- **Instrução escrita 1**
Organize em uma lista JSON de strings, uma por linha e sem as linhas em branco, a parte dos registros que vai do início até a linha que contém "annotation-2: 2 (32, 356, 38, 367)", incluindo essa linha.

- **Trecho do documento**
%%
114. A Ré demonstrou os factos que constituem a base da presunção norma (a ausência do trabalhador ao serviço durante, pelo menos, 10 dias úteis seguidos e a inexistência/falta de qualquer informação sobre os motivos dessa ausência) funcionando, assim, em benefício do empregador, a presunção do abandono, na plena configuração da previsão legal.
115. A trabalhadora deixou de comparecer ao trabalho a partir de 01/01/2015, sem qualquer explicação, nem respondeu às cartas enviadas pela R. (29/01/2015 e 13/02/2015), que se dão por reproduzidas por constarem nos autos.
116. A trabalhadora não ilidiu a presunção de abandono de trabalho, indiciando “com toda a probabilidade a intenção de não retomar o trabalho, tal como lhe competia.
117. Após a explicação dada sobre o transporte em dezembro de 2014 e tendo os demais trabalhadores que residem a menos de 8km da entidade patronal providenciado por transporte próprio e tivessem sempre comparecido ao trabalho, que o motivo pelo qual a trabalhadora ao não comparecer indicia uma situação de abandono de trabalho.
118. A recorrida em data anterior ao abandono do trabalho, em Dezembro de 2014, já tinha participado da recorrente na ACT, tendo sido informada não ter direito ao mesmos –veja-se as declarações da autora na carta enviada à entidade patronal em 26/12/2014 (facto n.ºs 16 e 22). Ora,
119. Na posição de boa-fé da entidade patronal, verificaram-se os requisitos para concluir pelo abandono de trabalho, não sendo lógico considerar que a anterior carta de 26/12/2014, em que a trabalhadora declarou necessitar de transporte, seria o motivo da sua não comparência ao trabalho; pois, se assim fosse, após a carta da entidade patronal de Fevereiro de 2015, imediatamente responderia a demonstrar a sua posição – o que não aconteceu.
%%
- **Registros extraídos**
%%
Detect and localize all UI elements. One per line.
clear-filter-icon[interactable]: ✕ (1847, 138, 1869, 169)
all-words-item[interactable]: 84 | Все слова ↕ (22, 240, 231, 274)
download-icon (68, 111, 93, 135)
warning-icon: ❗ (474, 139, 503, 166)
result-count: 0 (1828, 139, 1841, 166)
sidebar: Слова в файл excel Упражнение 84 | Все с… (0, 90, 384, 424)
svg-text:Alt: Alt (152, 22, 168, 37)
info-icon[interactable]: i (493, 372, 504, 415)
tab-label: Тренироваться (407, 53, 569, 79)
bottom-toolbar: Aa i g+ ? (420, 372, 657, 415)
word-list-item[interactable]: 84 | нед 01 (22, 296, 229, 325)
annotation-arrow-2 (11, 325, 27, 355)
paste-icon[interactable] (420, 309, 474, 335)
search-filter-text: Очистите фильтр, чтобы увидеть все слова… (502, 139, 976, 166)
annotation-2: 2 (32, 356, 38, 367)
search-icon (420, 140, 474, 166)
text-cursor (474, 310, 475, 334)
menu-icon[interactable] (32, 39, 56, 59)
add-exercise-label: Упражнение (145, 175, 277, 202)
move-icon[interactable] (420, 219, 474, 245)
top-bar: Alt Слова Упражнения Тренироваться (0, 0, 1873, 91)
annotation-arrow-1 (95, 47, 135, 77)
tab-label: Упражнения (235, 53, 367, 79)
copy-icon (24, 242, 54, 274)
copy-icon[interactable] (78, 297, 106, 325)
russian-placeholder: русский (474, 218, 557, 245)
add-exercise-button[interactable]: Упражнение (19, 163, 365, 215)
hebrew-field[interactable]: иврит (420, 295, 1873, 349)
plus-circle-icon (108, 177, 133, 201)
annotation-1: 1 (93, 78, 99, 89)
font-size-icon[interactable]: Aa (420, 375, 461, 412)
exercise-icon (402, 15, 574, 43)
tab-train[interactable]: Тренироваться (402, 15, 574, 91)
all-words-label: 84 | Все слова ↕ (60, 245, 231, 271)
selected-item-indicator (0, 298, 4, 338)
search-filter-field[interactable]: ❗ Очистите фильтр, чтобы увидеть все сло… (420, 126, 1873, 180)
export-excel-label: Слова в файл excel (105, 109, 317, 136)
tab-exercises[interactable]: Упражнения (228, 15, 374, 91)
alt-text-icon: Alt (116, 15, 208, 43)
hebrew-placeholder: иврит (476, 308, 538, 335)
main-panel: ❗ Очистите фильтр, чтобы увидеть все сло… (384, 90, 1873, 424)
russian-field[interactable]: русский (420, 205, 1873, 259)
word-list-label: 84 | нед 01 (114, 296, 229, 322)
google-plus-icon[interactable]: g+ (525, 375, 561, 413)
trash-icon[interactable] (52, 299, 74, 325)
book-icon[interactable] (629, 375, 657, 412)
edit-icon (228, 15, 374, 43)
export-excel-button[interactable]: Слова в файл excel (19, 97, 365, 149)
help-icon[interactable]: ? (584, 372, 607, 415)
%%
- **Instrução escrita 2**
Traduza para o inglês a seguinte frase do trecho sobre abandono de trabalho: "A trabalhadora deixou de comparecer ao trabalho a partir de 01/01/2015, sem qualquer explicação, nem respondeu às cartas enviadas pela R. (29/01/2015 e 13/02/2015), que se dão por reproduzidas por constarem nos autos."

- **Resposta escrita 1**
[
  "Detect and localize all UI elements. One per line.",
  "clear-filter-icon[interactable]: ✕ (1847, 138, 1869, 169)",
  "all-words-item[interactable]: 84 | Все слова ↕ (22, 240, 231, 274)",
  "download-icon (68, 111, 93, 135)",
  "warning-icon: ❗ (474, 139, 503, 166)",
  "result-count: 0 (1828, 139, 1841, 166)",
  "sidebar: Слова в файл excel Упражнение 84 | Все с… (0, 90, 384, 424)",
  "svg-text:Alt: Alt (152, 22, 168, 37)",
  "info-icon[interactable]: i (493, 372, 504, 415)",
  "tab-label: Тренироваться (407, 53, 569, 79)",
  "bottom-toolbar: Aa i g+ ? (420, 372, 657, 415)",
  "word-list-item[interactable]: 84 | нед 01 (22, 296, 229, 325)",
  "annotation-arrow-2 (11, 325, 27, 355)",
  "paste-icon[interactable] (420, 309, 474, 335)",
  "search-filter-text: Очистите фильтр, чтобы увидеть все слова… (502, 139, 976, 166)",
  "annotation-2: 2 (32, 356, 38, 367)"
]

- **Resposta escrita 2**
The worker stopped showing up for work as of 01/01/2015, without any explanation, and did not reply to the letters sent by the R. (29/01/2015 and 13/02/2015), which are deemed reproduced herein since they are on record.